| WHAT TO WORK ON |
1 – In the alignment card text, how many hours is the grace period set to under enforcement?
2 – Using the alignment card text, explain why adding --strict to card evaluate makes a card change that introduces an unmapped action block the merge in a pre-deploy gate.

| STUDY TEXT |
========================================

Using coverage in CI/CD

# Evaluate a card and fail if any card action is unmapped (sub-100% coverage)
mnemom card evaluate \
  card.yaml \
  --tools mcp__browser__navigate,mcp__filesystem__read_file \
  --strict

# Exit code 1 on warnings (any unmapped action) as well as failures
card evaluate always prints the coverage percentage and lists unmapped actions. Coverage gating is binary: without --strict only hard policy violations exit non-zero; with --strict any unmapped action (i.e. coverage below 100%) is treated as a warning that also exits 1. This integrates naturally into pre-deploy gates: a card change that introduces an unmapped action blocks the merge. See CI/CD policy gates for the full pipeline template.

Putting it together

Here’s the full alignment card for a research agent that can browse the web and read files but cannot delete anything or execute shell commands:
card_version: unified/2026-04-15
card_id: ac-research-agent-v2
agent_id: mnm-your-agent-id
issued_at: "2026-03-04T00:00:00Z"

principal:
  type: human
  relationship: delegated_authority

values:
  declared: [transparency, harm_prevention, accuracy]

autonomy:
  bounded_actions:
    - inference
    - web_fetch
    - web_search
    - read_file
    - search
  forbidden_actions:
    - delete_files
    - execute_shell
    - exfiltrate_data

capabilities:
  web_browsing:
    description: "Browser-based research and navigation"
    tools:
      - "mcp__browser__navigate"
      - "mcp__browser__click"
      - "mcp__browser__screenshot"
      - "mcp__browser__evaluate_script"
    card_actions: [web_fetch, web_search]

  file_reading:
    tools:
      - "mcp__filesystem__read_file"
      - "mcp__filesystem__list_directory"
    card_actions: [read_file]

  search:
    tools:
      - "mcp__search__query"
      - "mcp__search__suggest"
    card_actions: [search]

enforcement:
  default_mode: warn
  unmapped_tool_action: warn
  unmapped_severity: medium
  grace_period_hours: 24
  forbidden:
    - pattern: "mcp__filesystem__delete*"
      reason: "File deletion not permitted for research agents"
      severity: critical
    - pattern: "mcp__filesystem__write*"
      reason: "File writing not permitted for research agents"
      severity: high
    - pattern: "mcp__shell__*"
      reason: "Shell execution never permitted"

========================================

[Structured page parsing data]
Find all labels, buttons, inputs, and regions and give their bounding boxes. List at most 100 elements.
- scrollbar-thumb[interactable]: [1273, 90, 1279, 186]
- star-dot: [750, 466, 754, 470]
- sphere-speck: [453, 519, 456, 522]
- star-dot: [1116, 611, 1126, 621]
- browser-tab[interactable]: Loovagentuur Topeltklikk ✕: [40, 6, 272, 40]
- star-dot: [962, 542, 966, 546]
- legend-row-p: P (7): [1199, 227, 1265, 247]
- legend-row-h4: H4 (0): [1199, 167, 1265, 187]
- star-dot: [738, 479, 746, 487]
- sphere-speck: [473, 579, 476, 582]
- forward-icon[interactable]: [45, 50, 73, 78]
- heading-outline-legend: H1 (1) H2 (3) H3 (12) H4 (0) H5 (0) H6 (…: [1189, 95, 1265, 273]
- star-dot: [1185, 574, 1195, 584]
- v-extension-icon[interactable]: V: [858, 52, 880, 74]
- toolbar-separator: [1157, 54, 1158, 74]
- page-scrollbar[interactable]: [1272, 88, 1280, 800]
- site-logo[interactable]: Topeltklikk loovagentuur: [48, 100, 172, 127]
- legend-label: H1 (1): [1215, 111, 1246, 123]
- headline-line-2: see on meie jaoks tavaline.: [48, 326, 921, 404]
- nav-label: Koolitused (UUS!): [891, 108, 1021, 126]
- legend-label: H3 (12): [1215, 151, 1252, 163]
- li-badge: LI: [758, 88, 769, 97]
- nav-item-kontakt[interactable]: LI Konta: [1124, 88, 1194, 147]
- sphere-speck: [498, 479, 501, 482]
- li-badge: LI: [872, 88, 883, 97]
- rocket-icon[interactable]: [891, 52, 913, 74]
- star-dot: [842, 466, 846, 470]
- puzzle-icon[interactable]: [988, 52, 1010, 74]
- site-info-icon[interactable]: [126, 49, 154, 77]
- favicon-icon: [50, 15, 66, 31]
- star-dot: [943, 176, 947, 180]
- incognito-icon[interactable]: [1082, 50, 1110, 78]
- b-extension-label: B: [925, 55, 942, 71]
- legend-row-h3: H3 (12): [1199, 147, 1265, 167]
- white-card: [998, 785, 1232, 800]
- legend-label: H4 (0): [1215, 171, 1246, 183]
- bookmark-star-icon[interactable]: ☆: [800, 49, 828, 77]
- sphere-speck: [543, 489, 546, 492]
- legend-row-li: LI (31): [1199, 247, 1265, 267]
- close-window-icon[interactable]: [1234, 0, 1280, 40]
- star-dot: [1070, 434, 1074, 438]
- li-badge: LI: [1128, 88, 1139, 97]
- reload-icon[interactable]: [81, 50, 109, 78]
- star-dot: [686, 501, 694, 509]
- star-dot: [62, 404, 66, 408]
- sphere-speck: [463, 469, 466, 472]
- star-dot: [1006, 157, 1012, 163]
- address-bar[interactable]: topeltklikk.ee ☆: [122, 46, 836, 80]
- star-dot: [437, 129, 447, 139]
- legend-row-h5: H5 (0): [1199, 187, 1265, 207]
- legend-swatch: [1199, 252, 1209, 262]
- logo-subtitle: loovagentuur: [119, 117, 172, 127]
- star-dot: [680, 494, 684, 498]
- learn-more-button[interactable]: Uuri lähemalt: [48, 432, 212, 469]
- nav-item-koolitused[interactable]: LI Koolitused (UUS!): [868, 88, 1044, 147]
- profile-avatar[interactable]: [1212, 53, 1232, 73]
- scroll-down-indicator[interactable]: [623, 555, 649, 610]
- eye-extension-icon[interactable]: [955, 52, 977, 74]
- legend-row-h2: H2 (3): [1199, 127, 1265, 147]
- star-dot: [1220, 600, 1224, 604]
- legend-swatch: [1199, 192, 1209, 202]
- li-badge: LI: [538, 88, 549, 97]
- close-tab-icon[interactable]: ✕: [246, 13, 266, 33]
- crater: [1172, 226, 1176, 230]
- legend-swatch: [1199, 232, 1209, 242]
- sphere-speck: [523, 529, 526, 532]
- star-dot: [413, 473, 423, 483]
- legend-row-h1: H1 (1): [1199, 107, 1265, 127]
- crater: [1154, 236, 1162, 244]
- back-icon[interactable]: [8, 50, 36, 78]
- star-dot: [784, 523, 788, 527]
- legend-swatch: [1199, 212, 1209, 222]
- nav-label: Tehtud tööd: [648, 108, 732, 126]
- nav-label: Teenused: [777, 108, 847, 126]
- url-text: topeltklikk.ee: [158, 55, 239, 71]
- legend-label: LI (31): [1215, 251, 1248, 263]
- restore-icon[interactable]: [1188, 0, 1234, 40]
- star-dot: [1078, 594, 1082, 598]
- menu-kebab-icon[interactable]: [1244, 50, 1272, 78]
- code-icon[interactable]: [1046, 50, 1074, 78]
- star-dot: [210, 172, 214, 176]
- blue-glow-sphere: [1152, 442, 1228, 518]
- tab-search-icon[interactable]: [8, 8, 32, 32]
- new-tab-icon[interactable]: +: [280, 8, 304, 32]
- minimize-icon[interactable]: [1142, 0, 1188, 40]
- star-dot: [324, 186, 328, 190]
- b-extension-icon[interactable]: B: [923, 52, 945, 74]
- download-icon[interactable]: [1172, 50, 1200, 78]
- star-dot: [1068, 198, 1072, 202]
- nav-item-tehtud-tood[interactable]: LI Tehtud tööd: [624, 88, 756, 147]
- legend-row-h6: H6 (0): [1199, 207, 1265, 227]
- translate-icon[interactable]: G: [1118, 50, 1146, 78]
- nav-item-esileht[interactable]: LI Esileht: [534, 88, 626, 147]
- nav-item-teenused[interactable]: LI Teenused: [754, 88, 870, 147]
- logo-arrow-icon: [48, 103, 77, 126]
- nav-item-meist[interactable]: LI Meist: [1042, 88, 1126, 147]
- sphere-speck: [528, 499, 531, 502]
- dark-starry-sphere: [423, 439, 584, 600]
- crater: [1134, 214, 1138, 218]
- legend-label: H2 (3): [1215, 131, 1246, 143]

========================================

| RESULTS BY TASK |
1 – 24 hours.

2 – With --strict, any unmapped action (coverage below 100%) counts as a warning that also exits with code 1. That non-zero exit fails the gate. Without --strict, only hard policy violations exit non-zero.